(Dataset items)
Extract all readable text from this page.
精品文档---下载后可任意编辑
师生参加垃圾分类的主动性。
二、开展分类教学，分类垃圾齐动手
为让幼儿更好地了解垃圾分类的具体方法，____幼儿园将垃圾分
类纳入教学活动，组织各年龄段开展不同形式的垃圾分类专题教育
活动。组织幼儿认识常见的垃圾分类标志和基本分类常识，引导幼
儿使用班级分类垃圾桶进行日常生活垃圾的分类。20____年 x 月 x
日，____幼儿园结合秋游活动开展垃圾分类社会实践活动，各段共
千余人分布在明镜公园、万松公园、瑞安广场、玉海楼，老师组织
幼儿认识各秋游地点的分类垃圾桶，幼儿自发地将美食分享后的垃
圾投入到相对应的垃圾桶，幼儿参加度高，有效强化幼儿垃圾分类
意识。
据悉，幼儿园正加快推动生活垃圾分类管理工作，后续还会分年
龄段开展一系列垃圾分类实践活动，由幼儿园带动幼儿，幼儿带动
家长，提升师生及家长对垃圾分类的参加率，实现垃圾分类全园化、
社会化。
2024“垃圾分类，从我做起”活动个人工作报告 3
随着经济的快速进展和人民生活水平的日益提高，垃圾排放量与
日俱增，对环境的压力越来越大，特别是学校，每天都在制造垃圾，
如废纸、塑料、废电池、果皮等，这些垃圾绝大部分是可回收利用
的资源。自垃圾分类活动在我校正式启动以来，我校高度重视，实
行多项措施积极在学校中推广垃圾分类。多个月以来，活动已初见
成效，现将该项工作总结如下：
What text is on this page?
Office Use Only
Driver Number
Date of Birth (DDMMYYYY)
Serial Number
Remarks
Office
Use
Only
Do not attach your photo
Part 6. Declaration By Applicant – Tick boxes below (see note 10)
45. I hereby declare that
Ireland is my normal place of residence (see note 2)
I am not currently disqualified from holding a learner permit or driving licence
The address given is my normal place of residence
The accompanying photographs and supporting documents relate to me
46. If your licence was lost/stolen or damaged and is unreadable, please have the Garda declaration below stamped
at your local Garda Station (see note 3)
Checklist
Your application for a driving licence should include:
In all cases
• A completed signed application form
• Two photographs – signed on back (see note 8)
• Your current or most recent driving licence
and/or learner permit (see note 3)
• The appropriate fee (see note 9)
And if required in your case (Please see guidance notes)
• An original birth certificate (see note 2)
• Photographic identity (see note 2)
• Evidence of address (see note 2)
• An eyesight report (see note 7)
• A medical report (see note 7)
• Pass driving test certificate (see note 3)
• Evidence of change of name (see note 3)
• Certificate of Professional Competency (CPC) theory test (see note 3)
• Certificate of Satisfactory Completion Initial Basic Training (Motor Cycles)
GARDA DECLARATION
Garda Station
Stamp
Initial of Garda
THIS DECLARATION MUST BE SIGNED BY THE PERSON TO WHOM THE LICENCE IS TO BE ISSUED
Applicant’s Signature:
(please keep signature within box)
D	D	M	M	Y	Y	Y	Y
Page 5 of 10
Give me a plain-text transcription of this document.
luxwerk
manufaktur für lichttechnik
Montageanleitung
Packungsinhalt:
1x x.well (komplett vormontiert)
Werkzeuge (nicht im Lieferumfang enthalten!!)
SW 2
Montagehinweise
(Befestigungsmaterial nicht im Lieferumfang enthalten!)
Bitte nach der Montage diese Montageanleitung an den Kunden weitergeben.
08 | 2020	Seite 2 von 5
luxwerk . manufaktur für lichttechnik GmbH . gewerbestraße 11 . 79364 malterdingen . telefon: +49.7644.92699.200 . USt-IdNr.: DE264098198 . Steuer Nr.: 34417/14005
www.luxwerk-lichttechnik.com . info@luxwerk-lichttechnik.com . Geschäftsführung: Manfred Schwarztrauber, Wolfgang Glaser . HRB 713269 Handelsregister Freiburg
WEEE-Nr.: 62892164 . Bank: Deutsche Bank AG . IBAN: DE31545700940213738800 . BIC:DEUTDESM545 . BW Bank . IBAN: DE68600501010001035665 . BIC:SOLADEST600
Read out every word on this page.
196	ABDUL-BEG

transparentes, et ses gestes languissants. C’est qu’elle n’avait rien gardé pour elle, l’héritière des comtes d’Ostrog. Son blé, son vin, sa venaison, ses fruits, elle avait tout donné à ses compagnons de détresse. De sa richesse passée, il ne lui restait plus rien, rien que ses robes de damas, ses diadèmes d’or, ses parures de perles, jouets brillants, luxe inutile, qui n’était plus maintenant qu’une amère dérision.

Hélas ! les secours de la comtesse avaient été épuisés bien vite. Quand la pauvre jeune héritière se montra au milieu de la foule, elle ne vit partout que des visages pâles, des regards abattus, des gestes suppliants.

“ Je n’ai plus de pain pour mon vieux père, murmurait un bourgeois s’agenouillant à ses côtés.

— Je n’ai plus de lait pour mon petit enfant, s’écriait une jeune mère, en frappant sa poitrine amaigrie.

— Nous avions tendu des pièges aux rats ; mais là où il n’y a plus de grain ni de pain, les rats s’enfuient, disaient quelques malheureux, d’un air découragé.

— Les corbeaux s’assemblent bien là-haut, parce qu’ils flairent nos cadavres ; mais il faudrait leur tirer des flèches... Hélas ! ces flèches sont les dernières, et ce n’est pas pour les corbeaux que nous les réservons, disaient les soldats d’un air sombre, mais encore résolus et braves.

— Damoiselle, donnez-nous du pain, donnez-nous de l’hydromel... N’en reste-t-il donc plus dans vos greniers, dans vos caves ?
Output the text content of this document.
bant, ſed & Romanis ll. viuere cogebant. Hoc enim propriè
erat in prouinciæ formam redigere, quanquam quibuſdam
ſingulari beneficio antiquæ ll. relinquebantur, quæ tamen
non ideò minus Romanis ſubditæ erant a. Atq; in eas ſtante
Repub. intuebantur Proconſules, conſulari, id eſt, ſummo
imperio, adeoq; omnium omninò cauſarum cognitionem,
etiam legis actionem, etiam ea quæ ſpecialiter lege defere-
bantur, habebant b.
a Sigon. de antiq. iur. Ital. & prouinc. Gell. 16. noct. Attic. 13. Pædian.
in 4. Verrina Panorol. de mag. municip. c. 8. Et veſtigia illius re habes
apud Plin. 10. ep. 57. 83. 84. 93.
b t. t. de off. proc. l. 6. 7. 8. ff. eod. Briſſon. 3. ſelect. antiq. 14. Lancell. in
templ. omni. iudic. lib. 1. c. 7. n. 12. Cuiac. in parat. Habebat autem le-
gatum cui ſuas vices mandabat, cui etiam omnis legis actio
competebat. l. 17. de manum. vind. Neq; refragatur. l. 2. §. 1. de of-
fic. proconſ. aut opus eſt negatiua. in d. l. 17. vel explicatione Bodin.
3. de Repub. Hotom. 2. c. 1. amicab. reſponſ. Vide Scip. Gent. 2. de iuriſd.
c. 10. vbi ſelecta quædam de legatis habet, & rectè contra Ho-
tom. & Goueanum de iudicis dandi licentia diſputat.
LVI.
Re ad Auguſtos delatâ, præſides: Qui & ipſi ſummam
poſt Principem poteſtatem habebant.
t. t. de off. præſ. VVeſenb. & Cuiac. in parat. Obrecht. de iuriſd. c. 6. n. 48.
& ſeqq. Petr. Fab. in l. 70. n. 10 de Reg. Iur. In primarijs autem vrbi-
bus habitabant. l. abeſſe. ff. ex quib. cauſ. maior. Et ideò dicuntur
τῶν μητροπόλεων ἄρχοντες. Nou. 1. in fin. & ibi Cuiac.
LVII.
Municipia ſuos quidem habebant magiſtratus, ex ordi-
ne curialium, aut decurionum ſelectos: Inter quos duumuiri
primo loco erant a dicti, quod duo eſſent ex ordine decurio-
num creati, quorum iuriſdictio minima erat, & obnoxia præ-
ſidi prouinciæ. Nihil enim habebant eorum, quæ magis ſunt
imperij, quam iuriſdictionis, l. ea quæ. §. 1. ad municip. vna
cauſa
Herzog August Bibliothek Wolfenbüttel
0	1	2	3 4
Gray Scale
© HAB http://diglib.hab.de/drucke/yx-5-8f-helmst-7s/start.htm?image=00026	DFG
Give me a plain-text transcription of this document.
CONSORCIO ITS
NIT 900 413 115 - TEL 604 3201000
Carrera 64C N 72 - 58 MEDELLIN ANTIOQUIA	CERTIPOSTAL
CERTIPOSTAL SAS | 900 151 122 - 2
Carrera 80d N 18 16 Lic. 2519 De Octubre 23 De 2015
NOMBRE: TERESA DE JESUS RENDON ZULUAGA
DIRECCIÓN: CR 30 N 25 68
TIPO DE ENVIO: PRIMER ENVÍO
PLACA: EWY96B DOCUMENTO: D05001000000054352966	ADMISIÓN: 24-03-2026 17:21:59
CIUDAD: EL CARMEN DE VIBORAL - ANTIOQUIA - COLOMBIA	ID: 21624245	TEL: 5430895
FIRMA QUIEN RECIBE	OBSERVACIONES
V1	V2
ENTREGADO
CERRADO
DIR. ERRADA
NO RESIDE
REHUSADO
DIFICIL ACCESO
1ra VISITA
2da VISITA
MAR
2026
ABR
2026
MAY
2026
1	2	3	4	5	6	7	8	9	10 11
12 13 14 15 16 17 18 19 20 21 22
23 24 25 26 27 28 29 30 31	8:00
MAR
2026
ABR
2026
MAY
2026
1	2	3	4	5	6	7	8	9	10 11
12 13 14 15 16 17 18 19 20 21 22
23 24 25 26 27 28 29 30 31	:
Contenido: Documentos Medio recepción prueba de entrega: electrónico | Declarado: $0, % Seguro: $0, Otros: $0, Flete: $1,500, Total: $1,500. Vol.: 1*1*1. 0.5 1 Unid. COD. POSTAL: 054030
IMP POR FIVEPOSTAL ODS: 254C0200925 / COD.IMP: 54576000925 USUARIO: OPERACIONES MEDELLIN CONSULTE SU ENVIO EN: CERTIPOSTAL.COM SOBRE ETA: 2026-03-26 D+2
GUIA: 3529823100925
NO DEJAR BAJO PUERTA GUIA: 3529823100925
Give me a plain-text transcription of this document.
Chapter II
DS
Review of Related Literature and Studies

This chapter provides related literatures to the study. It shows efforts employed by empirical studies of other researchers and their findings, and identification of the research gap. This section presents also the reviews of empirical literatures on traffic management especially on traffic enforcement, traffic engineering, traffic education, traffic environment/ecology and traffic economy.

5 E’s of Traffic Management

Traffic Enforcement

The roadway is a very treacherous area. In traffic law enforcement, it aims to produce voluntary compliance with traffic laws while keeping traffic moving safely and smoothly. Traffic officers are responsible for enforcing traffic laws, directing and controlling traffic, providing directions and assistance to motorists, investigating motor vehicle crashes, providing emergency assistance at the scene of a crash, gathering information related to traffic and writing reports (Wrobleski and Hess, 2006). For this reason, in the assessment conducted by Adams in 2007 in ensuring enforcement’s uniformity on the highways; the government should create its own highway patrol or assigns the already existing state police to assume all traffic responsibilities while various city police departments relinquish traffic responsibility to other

*REQUEST:* Return the lines of the records that include the string "nicht".

*REPLY TO THE EXERCISE:*
Werkzeuge (nicht im Lieferumfang enthalten!!)
(Befestigungsmaterial nicht im Lieferumfang enthalten!)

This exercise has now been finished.